**SHORT TASK:** Among the records below, find each line that includes the string "follows" and copy it.

**RECORDS SUPPLIED:**
Start
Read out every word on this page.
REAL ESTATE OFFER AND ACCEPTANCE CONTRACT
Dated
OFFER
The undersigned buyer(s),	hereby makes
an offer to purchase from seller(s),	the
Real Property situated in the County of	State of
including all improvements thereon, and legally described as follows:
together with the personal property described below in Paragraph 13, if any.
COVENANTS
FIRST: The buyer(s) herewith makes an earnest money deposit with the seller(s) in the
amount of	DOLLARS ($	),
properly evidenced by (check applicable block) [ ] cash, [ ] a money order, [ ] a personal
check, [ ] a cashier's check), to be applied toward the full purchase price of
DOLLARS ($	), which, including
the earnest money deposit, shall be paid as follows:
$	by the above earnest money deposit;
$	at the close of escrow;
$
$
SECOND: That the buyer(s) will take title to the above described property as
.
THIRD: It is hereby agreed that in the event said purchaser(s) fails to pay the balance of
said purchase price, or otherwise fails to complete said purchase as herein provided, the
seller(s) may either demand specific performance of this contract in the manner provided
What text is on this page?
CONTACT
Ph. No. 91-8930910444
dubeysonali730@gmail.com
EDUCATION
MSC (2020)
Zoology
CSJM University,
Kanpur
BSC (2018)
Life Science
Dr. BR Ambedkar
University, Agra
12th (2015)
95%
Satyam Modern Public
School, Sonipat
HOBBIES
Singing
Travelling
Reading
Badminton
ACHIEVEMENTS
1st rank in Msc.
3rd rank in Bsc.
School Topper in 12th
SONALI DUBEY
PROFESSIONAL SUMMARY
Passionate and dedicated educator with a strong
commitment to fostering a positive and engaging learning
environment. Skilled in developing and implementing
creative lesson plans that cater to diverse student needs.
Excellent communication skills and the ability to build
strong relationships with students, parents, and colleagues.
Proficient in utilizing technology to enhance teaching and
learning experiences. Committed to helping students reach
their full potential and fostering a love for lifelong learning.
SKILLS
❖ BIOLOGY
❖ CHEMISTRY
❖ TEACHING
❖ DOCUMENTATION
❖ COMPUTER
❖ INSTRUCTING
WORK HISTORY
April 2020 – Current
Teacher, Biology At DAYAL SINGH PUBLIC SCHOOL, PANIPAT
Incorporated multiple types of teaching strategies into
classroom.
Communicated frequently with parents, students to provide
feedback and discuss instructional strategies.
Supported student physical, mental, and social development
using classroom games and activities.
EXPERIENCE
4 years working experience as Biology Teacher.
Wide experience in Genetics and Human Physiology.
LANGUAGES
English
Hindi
End
**TASK SOLUTION:**
including all improvements thereon, and legally described as follows:
the earnest money deposit, shall be paid as follows:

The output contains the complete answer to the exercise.